(Dataset excerpts)
* start *
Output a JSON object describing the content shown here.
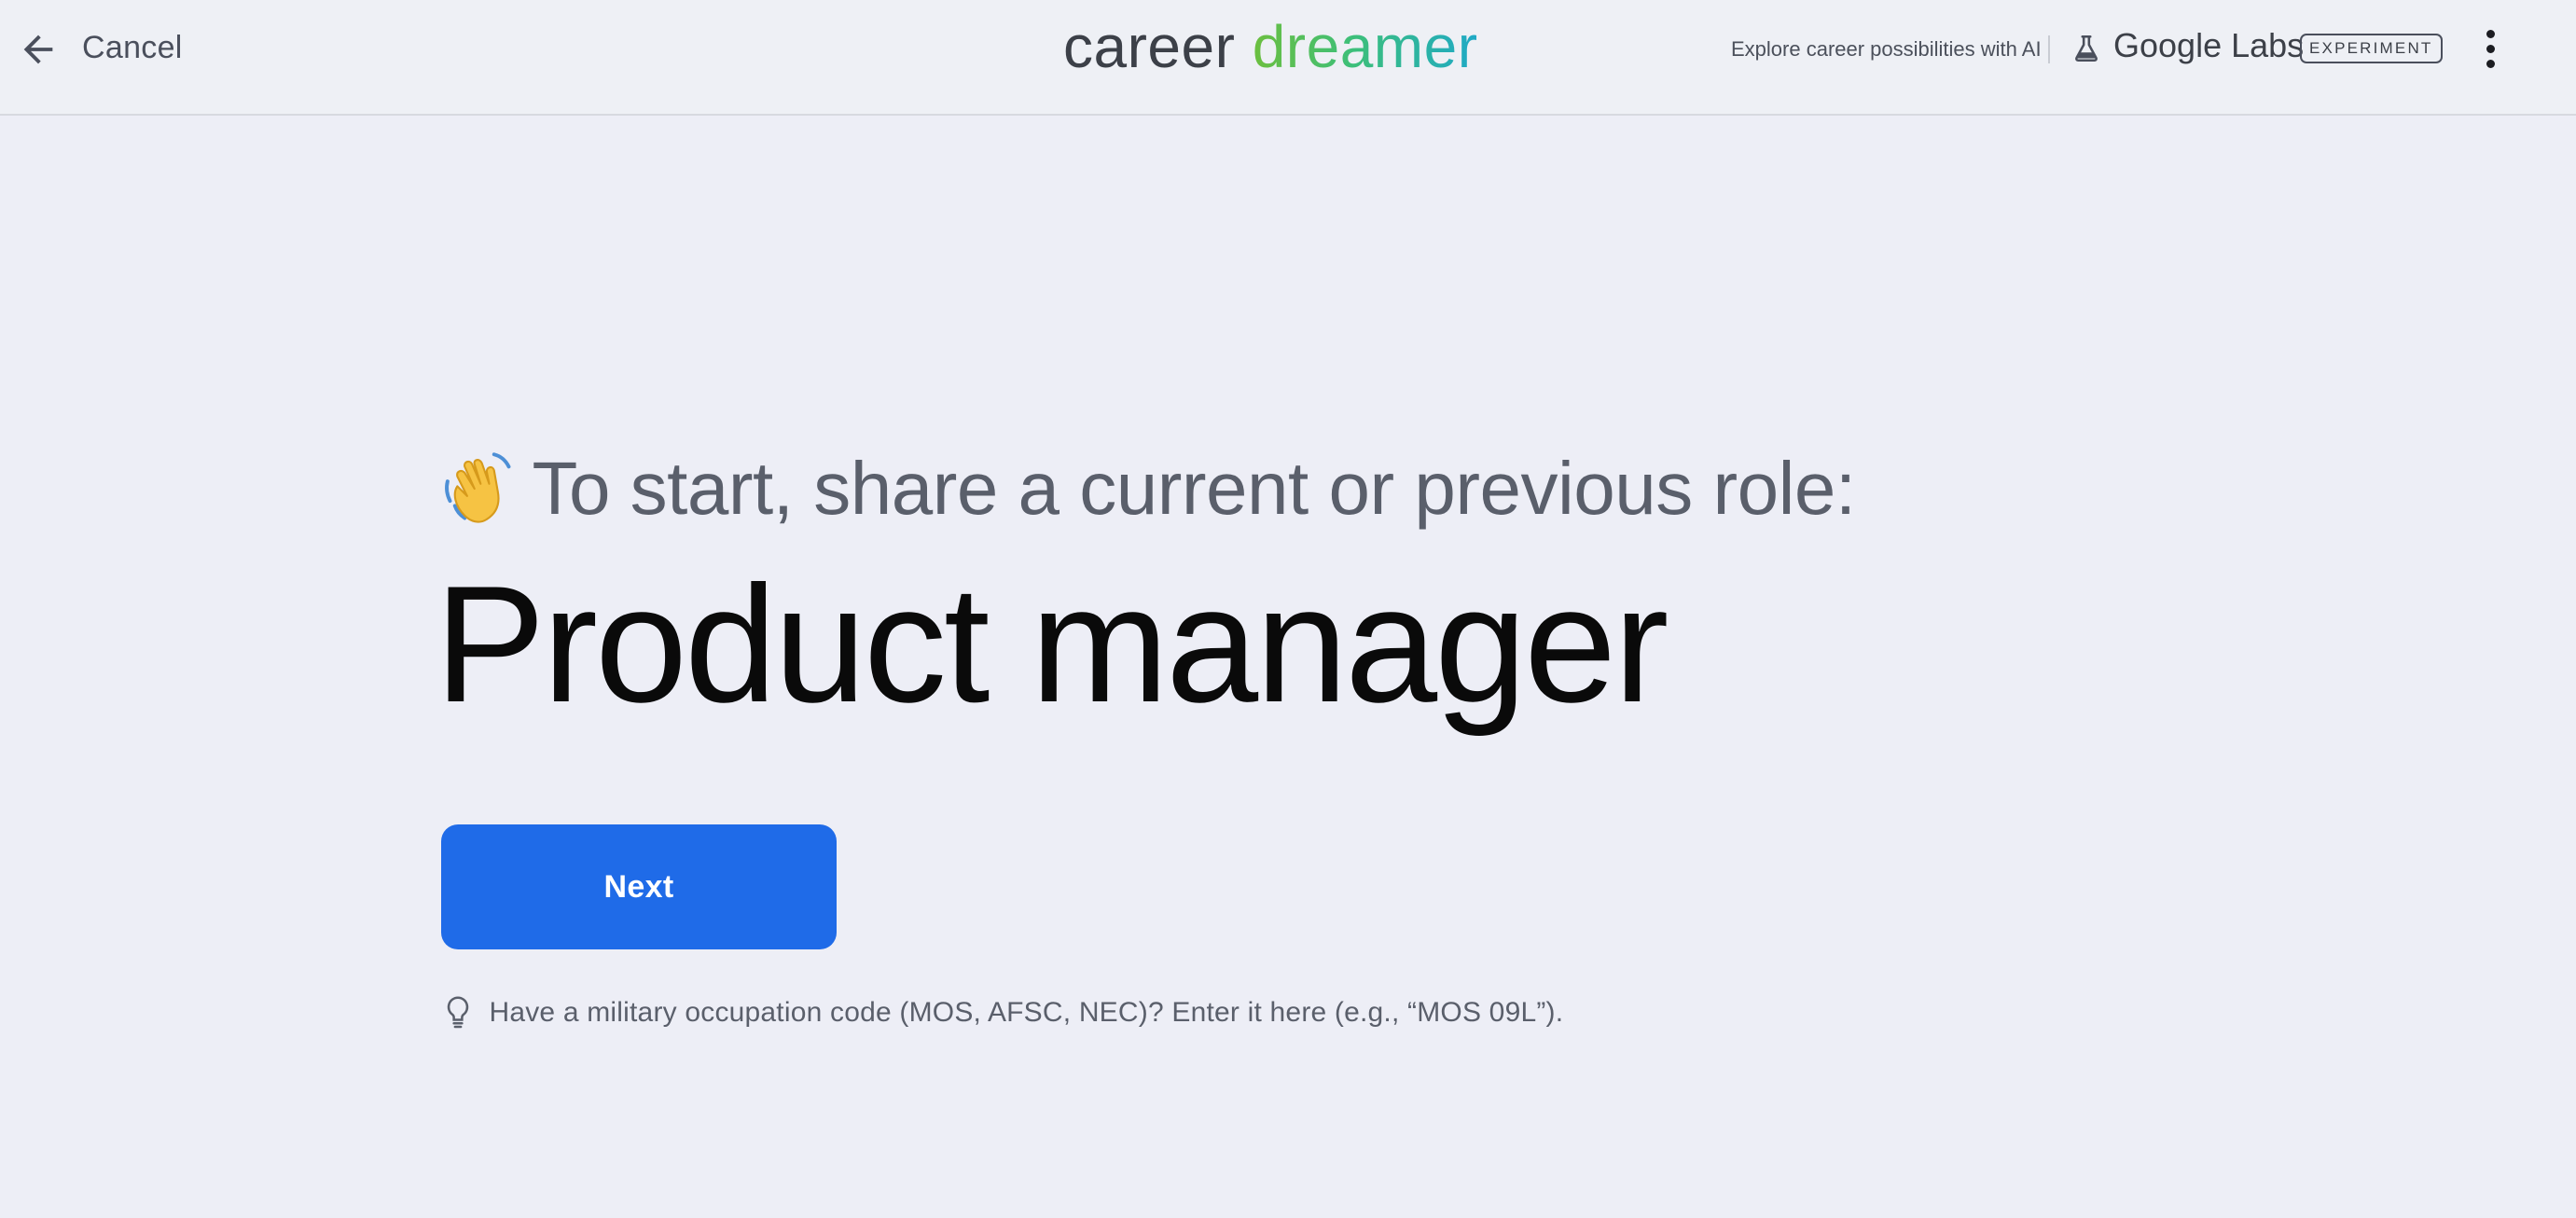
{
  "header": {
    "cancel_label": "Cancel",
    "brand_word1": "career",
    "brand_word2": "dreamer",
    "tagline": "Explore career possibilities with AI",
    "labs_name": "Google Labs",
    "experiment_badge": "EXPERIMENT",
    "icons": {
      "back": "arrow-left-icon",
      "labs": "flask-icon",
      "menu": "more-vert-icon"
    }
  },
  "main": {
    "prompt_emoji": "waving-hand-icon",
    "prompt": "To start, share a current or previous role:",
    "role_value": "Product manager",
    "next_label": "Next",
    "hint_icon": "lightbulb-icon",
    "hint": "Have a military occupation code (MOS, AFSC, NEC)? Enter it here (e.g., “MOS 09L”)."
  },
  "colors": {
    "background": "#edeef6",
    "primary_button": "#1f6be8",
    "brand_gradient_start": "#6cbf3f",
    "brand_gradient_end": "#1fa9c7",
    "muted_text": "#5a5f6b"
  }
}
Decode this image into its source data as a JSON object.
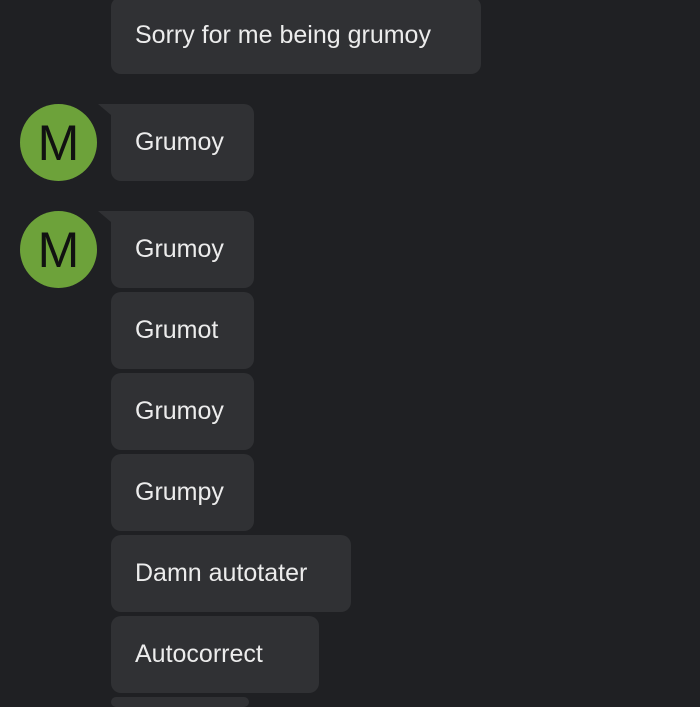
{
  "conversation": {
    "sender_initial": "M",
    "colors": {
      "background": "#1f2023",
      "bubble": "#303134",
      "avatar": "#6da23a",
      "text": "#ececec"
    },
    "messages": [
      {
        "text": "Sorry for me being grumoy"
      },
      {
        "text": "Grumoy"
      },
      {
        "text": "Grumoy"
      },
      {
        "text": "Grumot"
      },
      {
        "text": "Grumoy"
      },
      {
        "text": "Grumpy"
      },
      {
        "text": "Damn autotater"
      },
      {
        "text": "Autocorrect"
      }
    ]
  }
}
* end *
REQUIRED TASK
From the entries above, copy each line holding "here".

RESPONSE FOR THIS EXERCISE
Output a JSON object describing the content shown here.
    "hint": "Have a military occupation code (MOS, AFSC, NEC)? Enter it here (e.g., “MOS 09L”)."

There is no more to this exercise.